Written request: Omit any picture, and return the remaining data exactly as written.

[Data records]
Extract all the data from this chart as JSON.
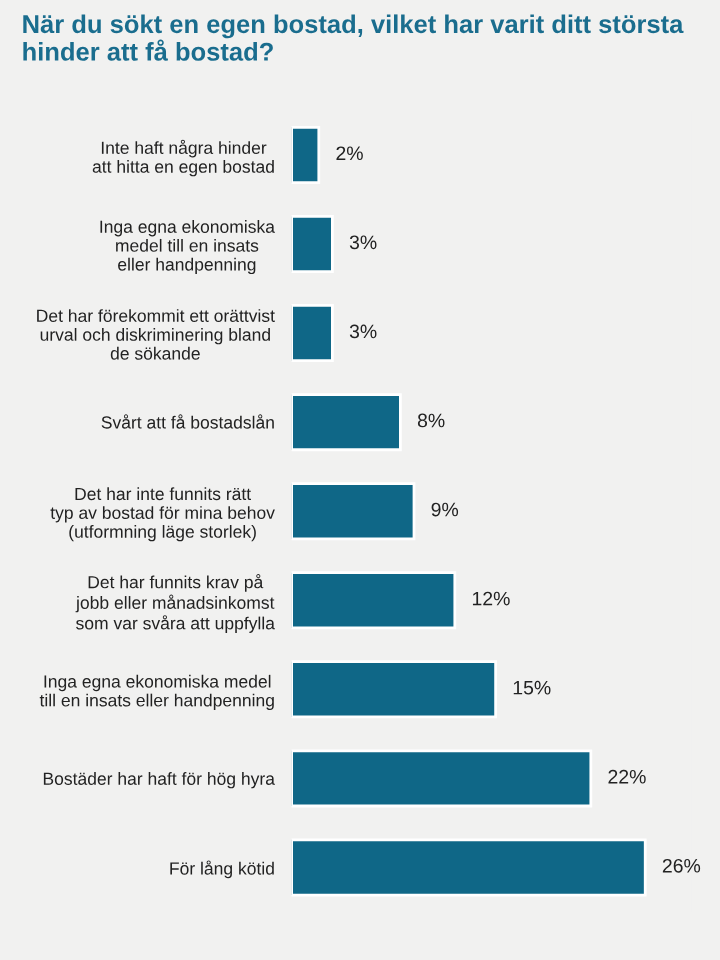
{
  "chart_data": {
    "type": "bar",
    "orientation": "horizontal",
    "title": "När du sökt en egen bostad, vilket har varit ditt största hinder att få bostad?",
    "categories": [
      "Inte haft några hinder\natt hitta en egen bostad",
      "Inga egna ekonomiska\nmedel till en insats\neller handpenning",
      "Det har förekommit ett orättvist\nurval och diskriminering bland\nde sökande",
      "Svårt att få bostadslån",
      "Det har inte funnits rätt\ntyp av bostad för mina behov\n(utformning läge storlek)",
      "Det har funnits krav på\njobb eller månadsinkomst\nsom var svåra att uppfylla",
      "Inga egna ekonomiska medel\ntill en insats eller handpenning",
      "Bostäder har haft för hög hyra",
      "För lång kötid"
    ],
    "values": [
      2,
      3,
      3,
      8,
      9,
      12,
      15,
      22,
      26
    ],
    "value_labels": [
      "2%",
      "3%",
      "3%",
      "8%",
      "9%",
      "12%",
      "15%",
      "22%",
      "26%"
    ],
    "color": "#0f6787"
  }
}
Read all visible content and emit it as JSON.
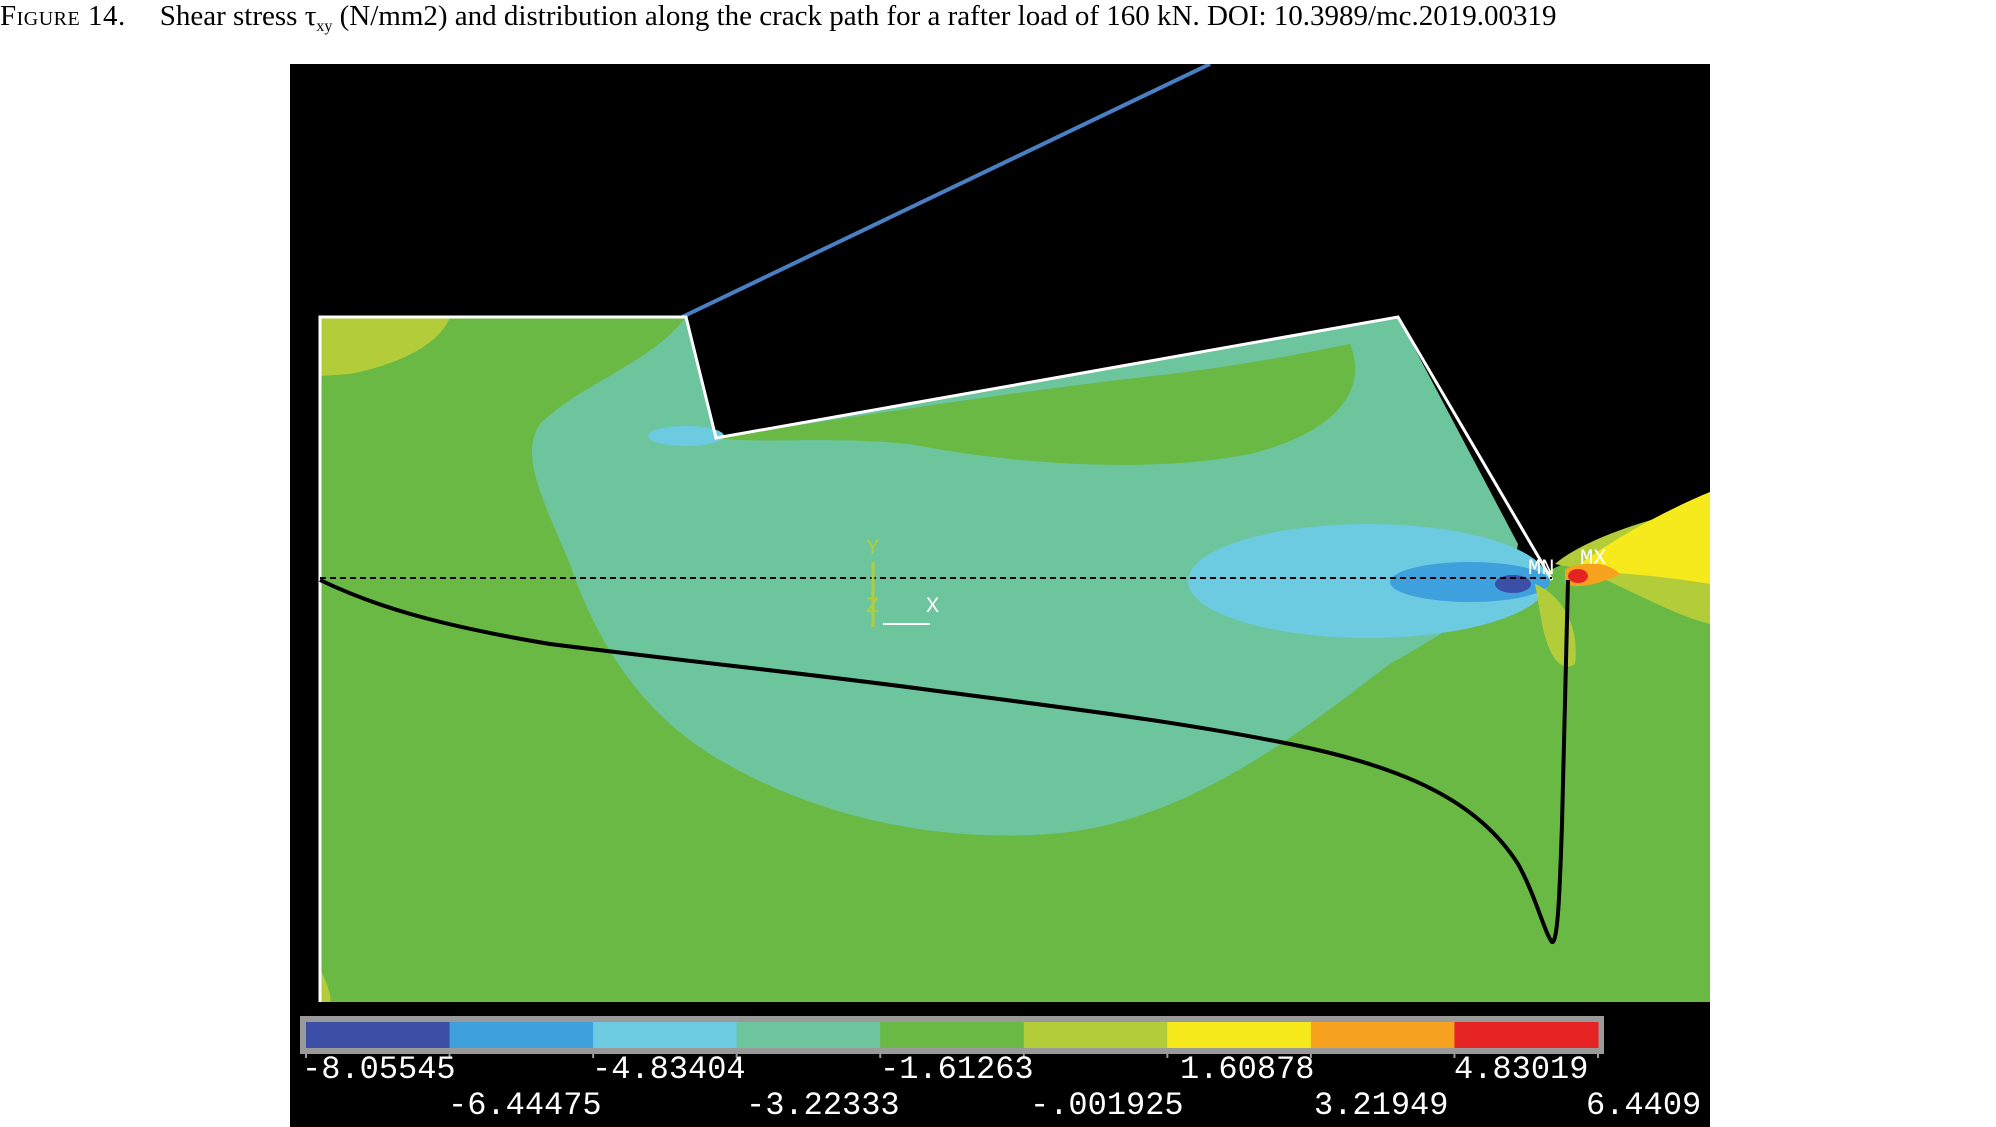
{
  "caption": {
    "figure_label": "Figure 14.",
    "text_before": "Shear stress τ",
    "subscript": "xy",
    "text_after": " (N/mm2) and distribution along the crack path for a rafter load of 160 kN. DOI: 10.3989/mc.2019.00319"
  },
  "contour": {
    "background": "#000000",
    "band_colors": [
      "#3a4fa5",
      "#3ea0dc",
      "#6ccbe0",
      "#6cc59c",
      "#6ab944",
      "#b3cc3a",
      "#f6e91c",
      "#f6a21e",
      "#e52322"
    ],
    "triad": {
      "y": "Y",
      "z": "Z",
      "x": "X"
    },
    "markers": {
      "min": "MN",
      "max": "MX"
    }
  },
  "legend": {
    "top_row": [
      "-8.05545",
      "-4.83404",
      "-1.61263",
      "1.60878",
      "4.83019"
    ],
    "bottom_row": [
      "-6.44475",
      "-3.22333",
      "-.001925",
      "3.21949",
      "6.4409"
    ]
  }
}
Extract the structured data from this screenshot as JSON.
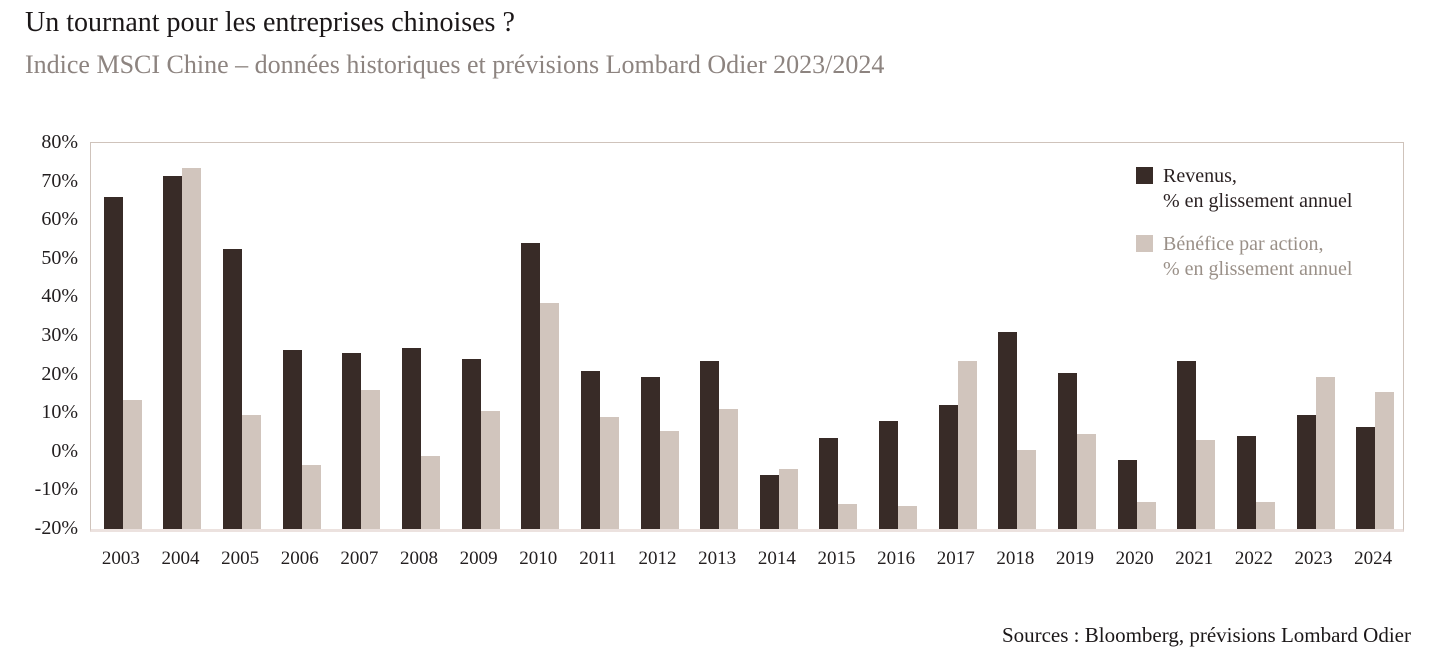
{
  "header": {
    "title": "Un tournant pour les entreprises chinoises ?",
    "subtitle": "Indice MSCI Chine – données historiques et prévisions Lombard Odier 2023/2024"
  },
  "legend": {
    "items": [
      {
        "line1": "Revenus,",
        "line2": "% en glissement annuel",
        "swatch_color": "#382b27",
        "text_color": "#2a2122"
      },
      {
        "line1": "Bénéfice par action,",
        "line2": "% en glissement annuel",
        "swatch_color": "#d1c5bd",
        "text_color": "#9a9088"
      }
    ]
  },
  "footer": {
    "sources": "Sources : Bloomberg, prévisions Lombard Odier"
  },
  "chart_data": {
    "type": "bar",
    "title": "Un tournant pour les entreprises chinoises ?",
    "subtitle": "Indice MSCI Chine – données historiques et prévisions Lombard Odier 2023/2024",
    "categories": [
      "2003",
      "2004",
      "2005",
      "2006",
      "2007",
      "2008",
      "2009",
      "2010",
      "2011",
      "2012",
      "2013",
      "2014",
      "2015",
      "2016",
      "2017",
      "2018",
      "2019",
      "2020",
      "2021",
      "2022",
      "2023",
      "2024"
    ],
    "series": [
      {
        "name": "Revenus, % en glissement annuel",
        "color": "#382b27",
        "values": [
          66,
          71.5,
          52.5,
          26.5,
          25.5,
          27,
          24,
          54,
          21,
          19.5,
          23.5,
          -6,
          3.5,
          8,
          12,
          31,
          20.5,
          -2,
          23.5,
          4,
          9.5,
          6.5
        ]
      },
      {
        "name": "Bénéfice par action, % en glissement annuel",
        "color": "#d1c5bd",
        "values": [
          13.5,
          73.5,
          9.5,
          -3.5,
          16,
          -1,
          10.5,
          38.5,
          9,
          5.5,
          11,
          -4.5,
          -13.5,
          -14,
          23.5,
          0.5,
          4.5,
          -13,
          3,
          -13,
          19.5,
          15.5
        ]
      }
    ],
    "xlabel": "",
    "ylabel": "",
    "ylim": [
      -20,
      80
    ],
    "ytick_labels": [
      "80%",
      "70%",
      "60%",
      "50%",
      "40%",
      "30%",
      "20%",
      "10%",
      "0%",
      "-10%",
      "-20%"
    ],
    "bar_baseline": -20,
    "grid": false,
    "legend_position": "top-right",
    "axis_label_color": "#221e1f",
    "plot_border_color": "#cfc3bb"
  }
}
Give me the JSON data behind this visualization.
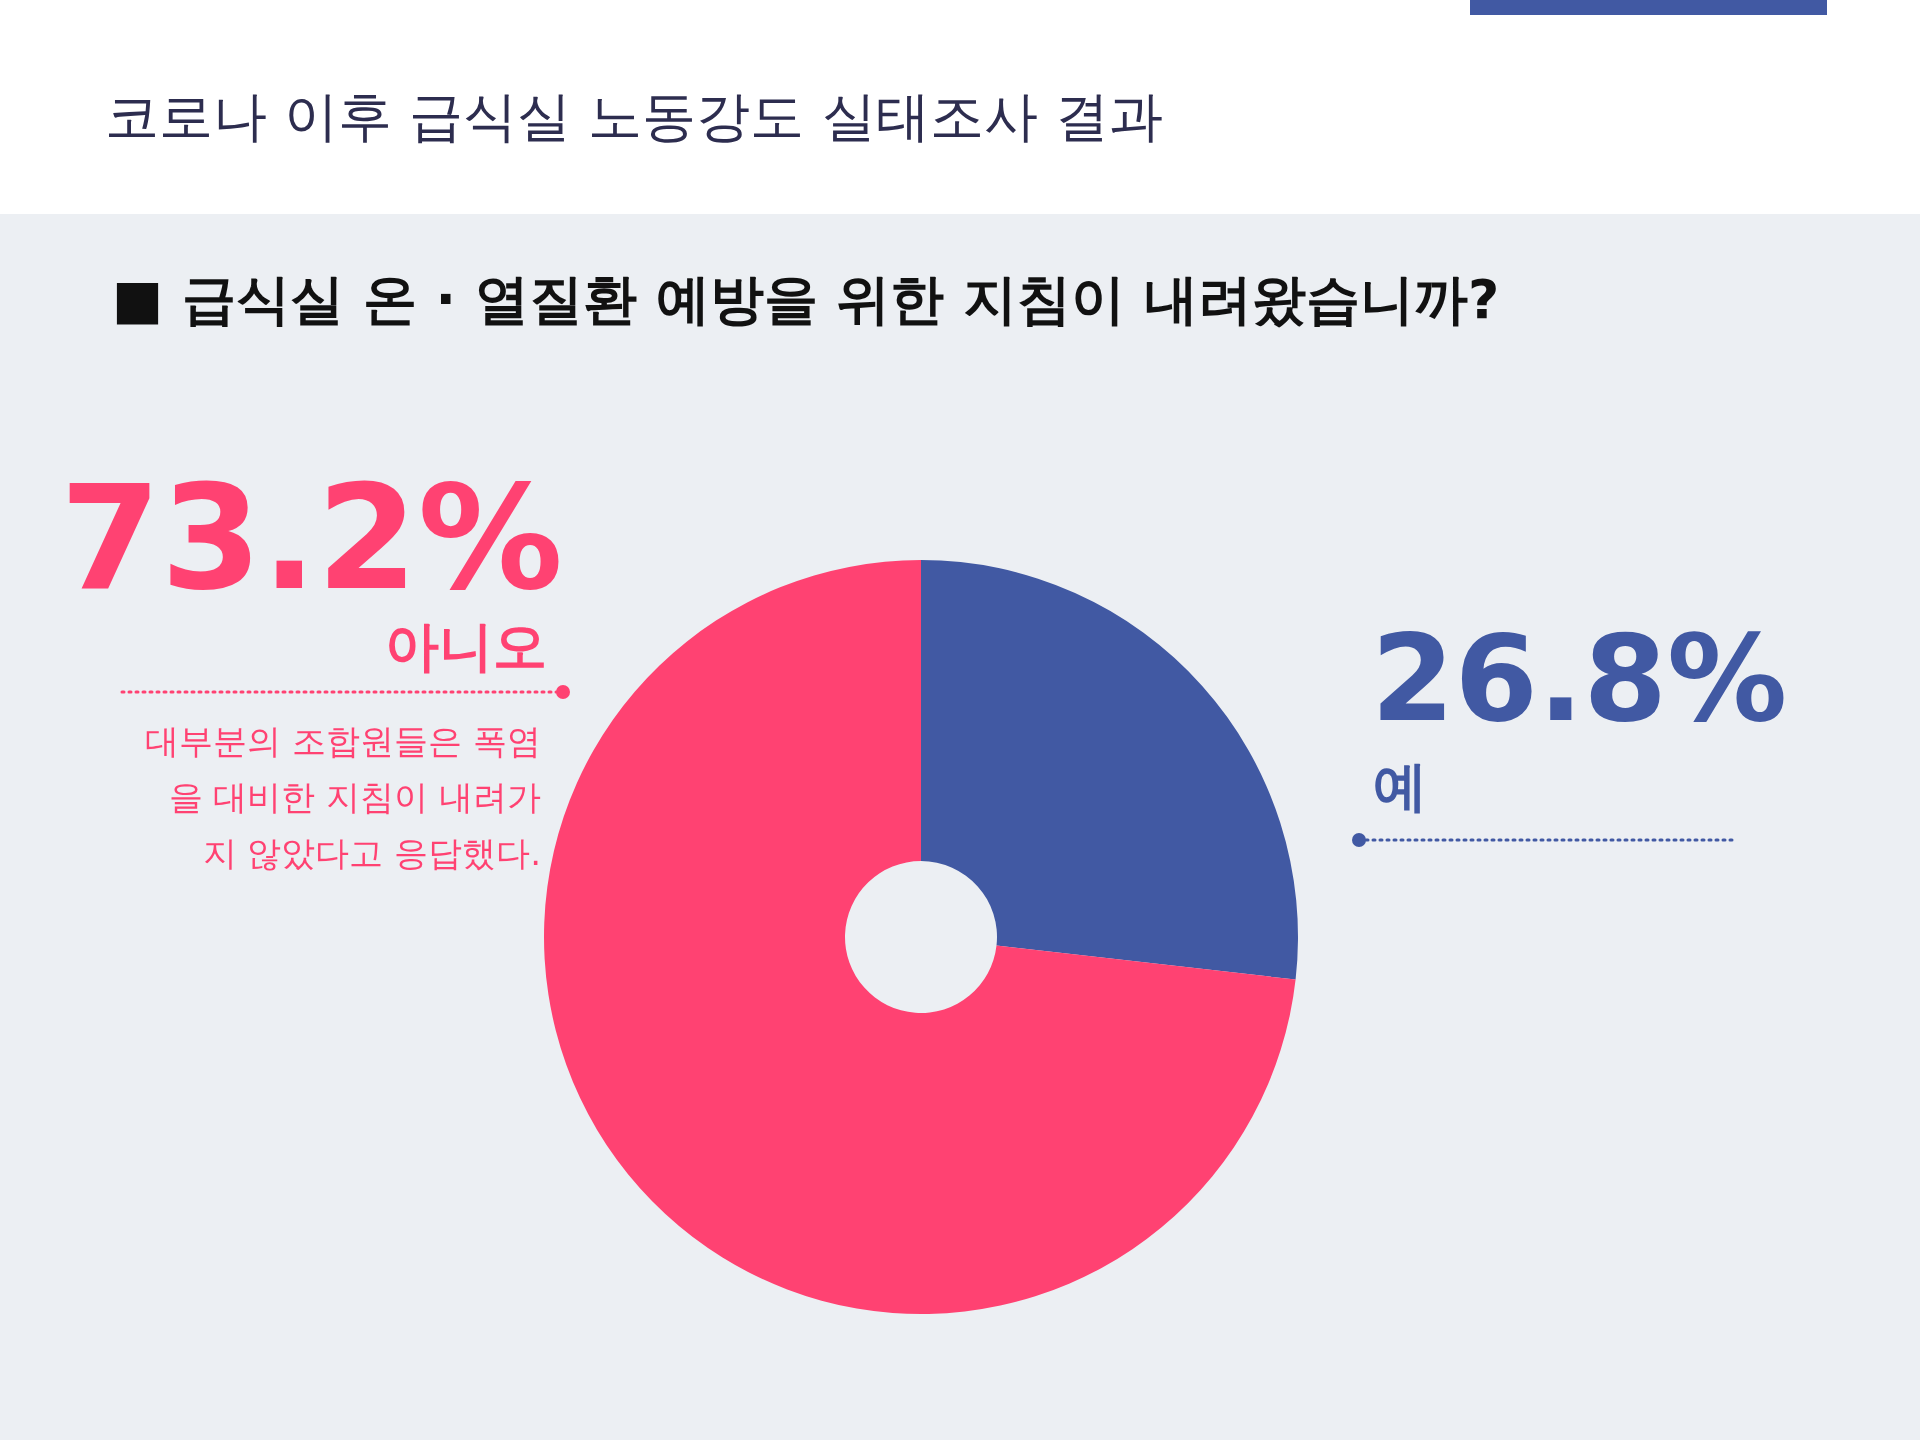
{
  "chart_data": {
    "type": "donut",
    "title": "코로나 이후 급식실 노동강도 실태조사 결과",
    "subtitle": "■ 급식실 온 · 열질환 예방을 위한 지침이 내려왔습니까?",
    "categories": [
      "예",
      "아니오"
    ],
    "values": [
      26.8,
      73.2
    ],
    "colors": [
      "#4159a3",
      "#ff4272"
    ],
    "value_labels": [
      "26.8%",
      "73.2%"
    ],
    "annotations": [
      "대부분의 조합원들은 폭염을 대비한 지침이 내려가지 않았다고 응답했다."
    ]
  }
}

In response:
Extract all the data from this chart as JSON.
{
  "chart_data": {
    "type": "bar",
    "orientation": "horizontal",
    "title": "När du sökt en egen bostad, vilket har varit ditt största hinder att få bostad?",
    "categories": [
      "Inte haft några hinder\natt hitta en egen bostad",
      "Inga egna ekonomiska\nmedel till en insats\neller handpenning",
      "Det har förekommit ett orättvist\nurval och diskriminering bland\nde sökande",
      "Svårt att få bostadslån",
      "Det har inte funnits rätt\ntyp av bostad för mina behov\n(utformning läge storlek)",
      "Det har funnits krav på\njobb eller månadsinkomst\nsom var svåra att uppfylla",
      "Inga egna ekonomiska medel\ntill en insats eller handpenning",
      "Bostäder har haft för hög hyra",
      "För lång kötid"
    ],
    "values": [
      2,
      3,
      3,
      8,
      9,
      12,
      15,
      22,
      26
    ],
    "value_labels": [
      "2%",
      "3%",
      "3%",
      "8%",
      "9%",
      "12%",
      "15%",
      "22%",
      "26%"
    ],
    "color": "#0f6787"
  }
}
Read all visible content and emit it as JSON.
{
  "caption": {
    "figure_label": "Figure 14.",
    "text_before": "Shear stress τ",
    "subscript": "xy",
    "text_after": " (N/mm2) and distribution along the crack path for a rafter load of 160 kN. DOI: 10.3989/mc.2019.00319"
  },
  "contour": {
    "background": "#000000",
    "band_colors": [
      "#3a4fa5",
      "#3ea0dc",
      "#6ccbe0",
      "#6cc59c",
      "#6ab944",
      "#b3cc3a",
      "#f6e91c",
      "#f6a21e",
      "#e52322"
    ],
    "triad": {
      "y": "Y",
      "z": "Z",
      "x": "X"
    },
    "markers": {
      "min": "MN",
      "max": "MX"
    }
  },
  "legend": {
    "top_row": [
      "-8.05545",
      "-4.83404",
      "-1.61263",
      "1.60878",
      "4.83019"
    ],
    "bottom_row": [
      "-6.44475",
      "-3.22333",
      "-.001925",
      "3.21949",
      "6.4409"
    ]
  }
}
Extract the structured data from this screenshot as JSON.
{
  "header": {
    "title": "Un tournant pour les entreprises chinoises ?",
    "subtitle": "Indice MSCI Chine – données historiques et prévisions Lombard Odier 2023/2024"
  },
  "legend": {
    "items": [
      {
        "line1": "Revenus,",
        "line2": "% en glissement annuel",
        "swatch_color": "#382b27",
        "text_color": "#2a2122"
      },
      {
        "line1": "Bénéfice par action,",
        "line2": "% en glissement annuel",
        "swatch_color": "#d1c5bd",
        "text_color": "#9a9088"
      }
    ]
  },
  "footer": {
    "sources": "Sources : Bloomberg, prévisions Lombard Odier"
  },
  "chart_data": {
    "type": "bar",
    "title": "Un tournant pour les entreprises chinoises ?",
    "subtitle": "Indice MSCI Chine – données historiques et prévisions Lombard Odier 2023/2024",
    "categories": [
      "2003",
      "2004",
      "2005",
      "2006",
      "2007",
      "2008",
      "2009",
      "2010",
      "2011",
      "2012",
      "2013",
      "2014",
      "2015",
      "2016",
      "2017",
      "2018",
      "2019",
      "2020",
      "2021",
      "2022",
      "2023",
      "2024"
    ],
    "series": [
      {
        "name": "Revenus, % en glissement annuel",
        "color": "#382b27",
        "values": [
          66,
          71.5,
          52.5,
          26.5,
          25.5,
          27,
          24,
          54,
          21,
          19.5,
          23.5,
          -6,
          3.5,
          8,
          12,
          31,
          20.5,
          -2,
          23.5,
          4,
          9.5,
          6.5
        ]
      },
      {
        "name": "Bénéfice par action, % en glissement annuel",
        "color": "#d1c5bd",
        "values": [
          13.5,
          73.5,
          9.5,
          -3.5,
          16,
          -1,
          10.5,
          38.5,
          9,
          5.5,
          11,
          -4.5,
          -13.5,
          -14,
          23.5,
          0.5,
          4.5,
          -13,
          3,
          -13,
          19.5,
          15.5
        ]
      }
    ],
    "xlabel": "",
    "ylabel": "",
    "ylim": [
      -20,
      80
    ],
    "ytick_labels": [
      "80%",
      "70%",
      "60%",
      "50%",
      "40%",
      "30%",
      "20%",
      "10%",
      "0%",
      "-10%",
      "-20%"
    ],
    "bar_baseline": -20,
    "grid": false,
    "legend_position": "top-right",
    "axis_label_color": "#221e1f",
    "plot_border_color": "#cfc3bb"
  }
}
Give me the JSON data behind this visualization.
{
  "chart_data": {
    "type": "donut",
    "title": "코로나 이후 급식실 노동강도 실태조사 결과",
    "subtitle": "■ 급식실 온 · 열질환 예방을 위한 지침이 내려왔습니까?",
    "categories": [
      "예",
      "아니오"
    ],
    "values": [
      26.8,
      73.2
    ],
    "colors": [
      "#4159a3",
      "#ff4272"
    ],
    "value_labels": [
      "26.8%",
      "73.2%"
    ],
    "annotations": [
      "대부분의 조합원들은 폭염을 대비한 지침이 내려가지 않았다고 응답했다."
    ]
  }
}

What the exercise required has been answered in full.